## [Instruction]
Below are some records. Pull every line that contains the word "движения".

"""

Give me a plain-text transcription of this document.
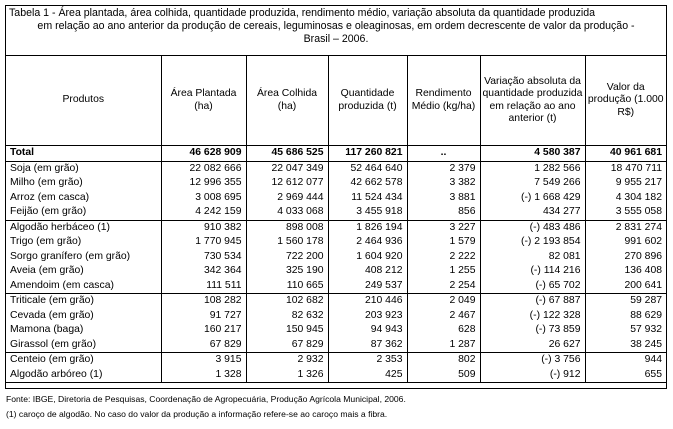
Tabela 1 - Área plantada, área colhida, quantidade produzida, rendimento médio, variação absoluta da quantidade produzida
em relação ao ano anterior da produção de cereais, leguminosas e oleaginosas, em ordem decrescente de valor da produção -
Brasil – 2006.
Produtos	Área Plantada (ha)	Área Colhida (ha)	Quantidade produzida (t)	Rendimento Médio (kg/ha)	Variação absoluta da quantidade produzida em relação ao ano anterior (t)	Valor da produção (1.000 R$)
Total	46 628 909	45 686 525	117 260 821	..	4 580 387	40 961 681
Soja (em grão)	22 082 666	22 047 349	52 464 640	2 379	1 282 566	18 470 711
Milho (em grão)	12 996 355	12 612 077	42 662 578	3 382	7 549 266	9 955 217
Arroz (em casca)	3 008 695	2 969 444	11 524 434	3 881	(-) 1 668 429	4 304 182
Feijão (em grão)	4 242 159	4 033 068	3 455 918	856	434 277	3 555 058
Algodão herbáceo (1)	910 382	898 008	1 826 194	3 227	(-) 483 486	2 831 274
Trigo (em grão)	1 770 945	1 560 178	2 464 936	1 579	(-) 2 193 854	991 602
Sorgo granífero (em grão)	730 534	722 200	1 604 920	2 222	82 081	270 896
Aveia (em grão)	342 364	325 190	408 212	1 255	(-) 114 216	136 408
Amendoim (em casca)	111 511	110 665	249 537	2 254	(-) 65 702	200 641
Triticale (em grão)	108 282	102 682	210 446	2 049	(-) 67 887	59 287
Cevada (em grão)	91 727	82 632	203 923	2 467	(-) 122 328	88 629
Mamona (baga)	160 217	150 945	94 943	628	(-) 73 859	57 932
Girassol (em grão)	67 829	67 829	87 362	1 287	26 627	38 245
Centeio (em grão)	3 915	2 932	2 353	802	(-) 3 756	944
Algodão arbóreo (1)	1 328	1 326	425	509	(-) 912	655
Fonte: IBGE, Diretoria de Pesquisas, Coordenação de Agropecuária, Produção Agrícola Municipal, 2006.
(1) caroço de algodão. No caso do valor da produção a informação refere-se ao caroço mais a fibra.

"""
"""

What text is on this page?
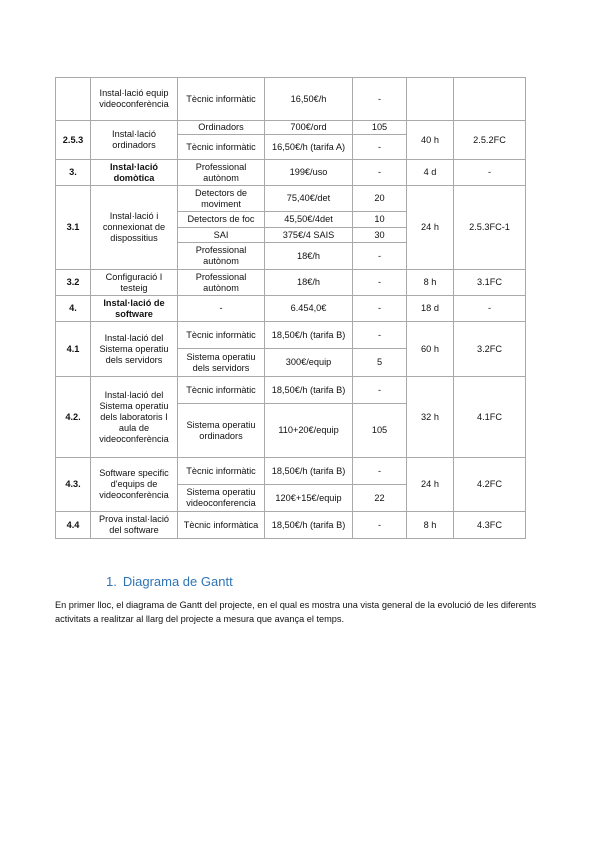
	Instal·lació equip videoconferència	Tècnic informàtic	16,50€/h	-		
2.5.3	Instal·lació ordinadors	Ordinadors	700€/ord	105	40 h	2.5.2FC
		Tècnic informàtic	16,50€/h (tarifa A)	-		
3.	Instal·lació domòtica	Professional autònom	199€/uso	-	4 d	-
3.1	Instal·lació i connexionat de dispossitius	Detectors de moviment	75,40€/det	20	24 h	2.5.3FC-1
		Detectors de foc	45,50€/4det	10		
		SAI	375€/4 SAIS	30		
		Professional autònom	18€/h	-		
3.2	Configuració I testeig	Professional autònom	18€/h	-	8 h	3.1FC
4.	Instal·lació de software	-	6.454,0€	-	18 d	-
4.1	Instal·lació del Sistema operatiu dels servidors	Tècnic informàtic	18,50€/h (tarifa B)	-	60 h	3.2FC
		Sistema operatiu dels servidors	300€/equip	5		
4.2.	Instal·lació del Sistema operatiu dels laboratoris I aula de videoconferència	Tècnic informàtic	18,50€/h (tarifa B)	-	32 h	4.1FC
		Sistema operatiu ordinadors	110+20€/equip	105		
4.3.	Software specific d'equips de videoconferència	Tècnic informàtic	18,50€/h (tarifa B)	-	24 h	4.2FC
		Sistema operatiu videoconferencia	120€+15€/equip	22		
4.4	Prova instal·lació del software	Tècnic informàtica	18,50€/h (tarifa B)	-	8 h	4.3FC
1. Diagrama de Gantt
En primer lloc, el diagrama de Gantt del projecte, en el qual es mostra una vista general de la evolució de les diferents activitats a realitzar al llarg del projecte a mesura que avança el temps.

"""
"""

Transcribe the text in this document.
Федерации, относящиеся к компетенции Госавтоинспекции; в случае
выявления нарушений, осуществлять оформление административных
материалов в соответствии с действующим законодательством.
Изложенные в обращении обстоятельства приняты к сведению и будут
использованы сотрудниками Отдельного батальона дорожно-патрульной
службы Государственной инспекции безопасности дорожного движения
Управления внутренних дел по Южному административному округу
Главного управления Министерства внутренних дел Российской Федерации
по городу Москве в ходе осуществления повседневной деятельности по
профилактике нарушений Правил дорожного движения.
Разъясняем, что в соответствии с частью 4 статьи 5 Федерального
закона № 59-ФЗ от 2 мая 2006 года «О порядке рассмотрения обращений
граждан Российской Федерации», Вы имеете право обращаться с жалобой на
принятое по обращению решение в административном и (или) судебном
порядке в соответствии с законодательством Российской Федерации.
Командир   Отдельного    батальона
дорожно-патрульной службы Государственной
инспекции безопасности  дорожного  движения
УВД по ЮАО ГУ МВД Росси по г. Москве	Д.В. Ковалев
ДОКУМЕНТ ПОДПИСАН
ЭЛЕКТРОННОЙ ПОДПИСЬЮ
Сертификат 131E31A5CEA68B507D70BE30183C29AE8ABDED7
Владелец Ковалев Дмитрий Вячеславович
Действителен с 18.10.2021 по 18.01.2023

"""

## [Output of the task]
службы Государственной инспекции безопасности дорожного движения
профилактике нарушений Правил дорожного движения.
инспекции безопасности  дорожного  движения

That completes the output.